» **ФРАГМЕНТ ТЕКСТА**:
Дедушка и его семья избежали участи других таких же «бывших», не стали «лишенцами» только потому, что он сразу же добровольно принял сторону советской власти. Передал ей наследственное имение, все недвижимое имущество, которым владел, сдал все драгоценности. За это власть разрешила ему работать по специальности – инженером на пороховом заводе. А еще через какое-то время, в награду за хорошую работу, учитывая, что он сдал государству имение, ему дали жилье под Москвой – маленький домик. До революции это была конюшня. В этом домике дедушка и умер в 1939 году.

Бабушка собиралась уехать к братьям в Америку, уже подготовила все документы для выезда, да Вторая мировая война перечеркнула все её намерения. Америка так и осталась страной ее мечты…

В тридцатые годы по всей стране искали «врагов народа», прежде всего, среди «бывших». Мой отец, поступил было в какой-то институт, но решил «не высовываться», бросил учебу, пошел в школу шоферов. Там и познакомился с мамой. Звали их Софья и Владислав. Ей было двадцать, ему – двадцать пять.

Отечественная война спутала их планы, мечты. Отец всю войну колесил по фронтовому бездорожью, подвозил к передовой снаряды, вывозил в тыл раненых.

Мама тоже работала шофером, но только в тылу, в подмосковном городке развозила по булочным хлеб, который выдавали тогда строго по карточкам. Машина была допотопной. В народе ее называли «газик» или «полуторка». В годы войны бензина не хватало даже для фронта, и российские умельцы изобрели для грузовиков специальные газогенераторы, похожие на две высокие круглые голландские печки. Они крепились по бокам машины между кабиной и кузовом; топливом служили древесные чурки.

Вот на такой «печке с мотором» мама проработала всю войну. Летом еще работать было терпимо, а вот зимой… Темнеет рано, светает поздно. В целях маскировки фары включать запрещено. Снежные заносы, морозы, метели. Про отопление кабины понятия не имели, «дворников» – стеклоочистителей – просто не существовало. В снегопад, в метель приходилось часто останавливать машину, протирать лобовое стекло рукавицей. В дверцах, вместо стекол – фанера. Чтоб вовремя выехать на линию, мама вставала в четыре часа ночи. Промерзший мотор надо было сначала разогреть, залить в радиатор несколько ведер горячей воды, затем завести вручную металлической рукояткой.

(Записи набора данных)
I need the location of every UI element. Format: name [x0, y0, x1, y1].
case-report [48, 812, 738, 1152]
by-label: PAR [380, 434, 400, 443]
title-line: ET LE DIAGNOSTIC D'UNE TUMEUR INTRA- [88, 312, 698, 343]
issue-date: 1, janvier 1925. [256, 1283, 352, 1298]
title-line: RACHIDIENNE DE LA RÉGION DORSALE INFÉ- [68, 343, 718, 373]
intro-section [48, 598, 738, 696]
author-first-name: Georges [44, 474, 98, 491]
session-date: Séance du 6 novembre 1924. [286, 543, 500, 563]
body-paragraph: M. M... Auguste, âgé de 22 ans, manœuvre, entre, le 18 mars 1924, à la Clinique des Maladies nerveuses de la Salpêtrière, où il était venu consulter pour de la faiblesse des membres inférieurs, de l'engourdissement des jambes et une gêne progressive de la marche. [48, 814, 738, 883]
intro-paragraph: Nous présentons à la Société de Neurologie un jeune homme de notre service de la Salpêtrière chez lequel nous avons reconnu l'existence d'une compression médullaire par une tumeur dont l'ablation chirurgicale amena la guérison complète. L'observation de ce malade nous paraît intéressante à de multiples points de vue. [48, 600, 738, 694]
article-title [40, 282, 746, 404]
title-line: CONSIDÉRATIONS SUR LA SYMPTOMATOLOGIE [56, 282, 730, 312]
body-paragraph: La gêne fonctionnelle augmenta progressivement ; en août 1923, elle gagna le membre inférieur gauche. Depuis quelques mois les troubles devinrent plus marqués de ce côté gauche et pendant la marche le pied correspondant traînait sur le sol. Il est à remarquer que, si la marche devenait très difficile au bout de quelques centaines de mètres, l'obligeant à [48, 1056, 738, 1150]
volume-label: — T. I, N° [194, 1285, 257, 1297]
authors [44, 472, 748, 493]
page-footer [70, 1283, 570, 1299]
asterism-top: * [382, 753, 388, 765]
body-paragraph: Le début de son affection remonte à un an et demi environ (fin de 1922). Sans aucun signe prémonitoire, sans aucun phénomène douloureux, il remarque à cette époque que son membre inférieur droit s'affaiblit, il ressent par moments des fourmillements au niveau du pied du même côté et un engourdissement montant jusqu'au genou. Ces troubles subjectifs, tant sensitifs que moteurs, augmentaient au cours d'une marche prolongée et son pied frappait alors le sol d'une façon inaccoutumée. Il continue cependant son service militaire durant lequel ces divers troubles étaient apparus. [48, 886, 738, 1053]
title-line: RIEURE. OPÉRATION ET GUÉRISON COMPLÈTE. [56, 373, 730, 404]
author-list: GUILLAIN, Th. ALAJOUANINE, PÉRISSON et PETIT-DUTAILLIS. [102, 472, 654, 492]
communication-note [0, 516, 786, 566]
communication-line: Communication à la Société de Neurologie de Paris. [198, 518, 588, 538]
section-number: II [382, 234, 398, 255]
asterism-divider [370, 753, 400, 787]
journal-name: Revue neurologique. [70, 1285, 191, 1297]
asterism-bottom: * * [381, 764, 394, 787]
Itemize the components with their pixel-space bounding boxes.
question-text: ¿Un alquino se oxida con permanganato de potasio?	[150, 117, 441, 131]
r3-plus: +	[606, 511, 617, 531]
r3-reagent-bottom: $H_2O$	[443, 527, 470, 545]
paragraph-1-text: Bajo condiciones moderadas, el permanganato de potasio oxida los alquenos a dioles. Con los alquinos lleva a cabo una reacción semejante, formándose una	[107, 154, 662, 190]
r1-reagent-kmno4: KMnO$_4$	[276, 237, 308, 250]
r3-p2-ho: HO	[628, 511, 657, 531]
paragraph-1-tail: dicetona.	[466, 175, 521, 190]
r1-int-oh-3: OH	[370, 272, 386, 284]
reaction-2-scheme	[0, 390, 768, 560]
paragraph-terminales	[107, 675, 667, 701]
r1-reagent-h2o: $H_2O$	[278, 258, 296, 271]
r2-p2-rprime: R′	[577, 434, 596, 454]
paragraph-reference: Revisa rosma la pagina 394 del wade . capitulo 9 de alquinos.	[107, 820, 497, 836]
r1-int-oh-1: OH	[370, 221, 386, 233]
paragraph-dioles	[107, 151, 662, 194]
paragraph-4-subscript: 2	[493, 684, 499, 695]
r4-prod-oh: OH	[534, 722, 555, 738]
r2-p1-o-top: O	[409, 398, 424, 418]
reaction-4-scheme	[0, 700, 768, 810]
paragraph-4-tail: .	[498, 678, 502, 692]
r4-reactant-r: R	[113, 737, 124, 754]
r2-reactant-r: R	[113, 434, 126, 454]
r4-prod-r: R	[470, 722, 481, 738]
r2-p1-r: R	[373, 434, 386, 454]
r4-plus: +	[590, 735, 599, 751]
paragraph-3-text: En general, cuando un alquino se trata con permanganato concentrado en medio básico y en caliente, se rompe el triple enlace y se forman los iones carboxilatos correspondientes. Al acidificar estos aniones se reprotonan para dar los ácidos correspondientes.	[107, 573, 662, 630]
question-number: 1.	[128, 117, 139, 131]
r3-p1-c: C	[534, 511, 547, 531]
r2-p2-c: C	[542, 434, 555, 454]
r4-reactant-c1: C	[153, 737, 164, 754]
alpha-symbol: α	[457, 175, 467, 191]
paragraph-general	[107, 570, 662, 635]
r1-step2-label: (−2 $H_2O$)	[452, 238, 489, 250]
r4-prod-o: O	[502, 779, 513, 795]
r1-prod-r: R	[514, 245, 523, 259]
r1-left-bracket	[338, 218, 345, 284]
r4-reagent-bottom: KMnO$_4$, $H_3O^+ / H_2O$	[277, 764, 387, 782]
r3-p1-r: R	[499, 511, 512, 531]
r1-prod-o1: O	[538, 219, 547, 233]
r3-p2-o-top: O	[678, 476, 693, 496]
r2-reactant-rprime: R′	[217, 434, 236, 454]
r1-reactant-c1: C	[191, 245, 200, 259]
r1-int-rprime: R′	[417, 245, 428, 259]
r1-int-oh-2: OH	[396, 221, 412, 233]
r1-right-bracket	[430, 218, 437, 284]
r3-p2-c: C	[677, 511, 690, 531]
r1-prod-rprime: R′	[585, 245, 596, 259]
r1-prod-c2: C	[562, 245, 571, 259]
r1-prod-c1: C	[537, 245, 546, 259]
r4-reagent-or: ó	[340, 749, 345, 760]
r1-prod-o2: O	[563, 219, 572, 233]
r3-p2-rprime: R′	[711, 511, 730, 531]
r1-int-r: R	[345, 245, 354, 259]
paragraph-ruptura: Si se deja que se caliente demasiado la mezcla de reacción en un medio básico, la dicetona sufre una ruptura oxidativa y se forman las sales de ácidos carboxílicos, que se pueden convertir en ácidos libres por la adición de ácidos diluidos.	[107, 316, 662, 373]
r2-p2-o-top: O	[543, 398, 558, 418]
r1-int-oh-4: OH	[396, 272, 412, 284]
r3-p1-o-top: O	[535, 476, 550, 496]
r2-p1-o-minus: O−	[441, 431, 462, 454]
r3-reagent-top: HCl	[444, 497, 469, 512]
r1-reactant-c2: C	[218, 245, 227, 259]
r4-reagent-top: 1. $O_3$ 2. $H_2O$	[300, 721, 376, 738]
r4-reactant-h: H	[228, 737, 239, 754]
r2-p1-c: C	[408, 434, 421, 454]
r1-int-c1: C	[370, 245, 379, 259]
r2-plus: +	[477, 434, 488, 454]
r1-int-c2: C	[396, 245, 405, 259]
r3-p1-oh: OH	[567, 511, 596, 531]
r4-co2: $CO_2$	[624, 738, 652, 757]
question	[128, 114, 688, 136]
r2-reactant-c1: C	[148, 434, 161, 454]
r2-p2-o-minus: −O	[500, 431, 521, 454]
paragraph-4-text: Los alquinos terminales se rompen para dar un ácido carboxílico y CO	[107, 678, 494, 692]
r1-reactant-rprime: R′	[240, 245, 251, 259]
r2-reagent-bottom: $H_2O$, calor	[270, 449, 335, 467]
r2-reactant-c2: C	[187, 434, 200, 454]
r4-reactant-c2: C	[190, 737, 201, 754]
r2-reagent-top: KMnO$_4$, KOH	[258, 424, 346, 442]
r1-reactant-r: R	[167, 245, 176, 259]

» **ВОПРОСЫ ДЛЯ РАЗБОРА**:
1. Пожалуйста, перечислите по рассказу о семье всё, что дедушка передал или сдал советской власти.
2. Верните дословно фрагмент рассказа о семье: всё от слов «Отечественная война спутала» и вниз до слов «служили древесные чурки.».
3. Напишите продолжение рассказа о семье, начиная сразу после его последнего предложения.

» **ПИСЬМЕННЫЕ ОТВЕТЫ**:
1. Наследственное имение; всё недвижимое имущество, которым владел; все драгоценности.

2.
Отечественная война спутала их планы, мечты. Отец всю войну колесил по фронтовому бездорожью, подвозил к передовой снаряды, вывозил в тыл раненых.

Мама тоже работала шофером, но только в тылу, в подмосковном городке развозила по булочным хлеб, который выдавали тогда строго по карточкам. Машина была допотопной. В народе ее называли «газик» или «полуторка». В годы войны бензина не хватало даже для фронта, и российские умельцы изобрели для грузовиков специальные газогенераторы, похожие на две высокие круглые голландские печки. Они крепились по бокам машины между кабиной и кузовом; топливом служили древесные чурки.

3.
Когда мама бывала в хорошем настроении, она рассказывала мне о полуторке, одновременно показывая, какие движения ей приходилось делать, чтобы управлять этой машиной. Слушая ее, думал: «Я-то уж точно, никогда не буду развозить хлеб по магазинам».

Позже, уже в сознательные годы, наблюдая за мамой, задавал себе вопрос: как же так получилось, что она стала шофером?

По виду – а она была почти седой к тому времени – можно было предположить, что она врач или учительница. Наш домик стоял на улице, ведущей к рынку, и не проходило дня, чтобы кто-нибудь из ее знакомых не заходил передохнуть или попросту излить душу. Каждого она терпеливо выслушивала, для каждого находила нужные ему слова.

Есть люди, глядя на которых, сразу понимаешь: они знают, что такое лишения, несправедливость, боль. Но зло на обидчиков не хранят в душе, и поэтому их доброта особенная. Она – их сущность.

Такой была моя мама.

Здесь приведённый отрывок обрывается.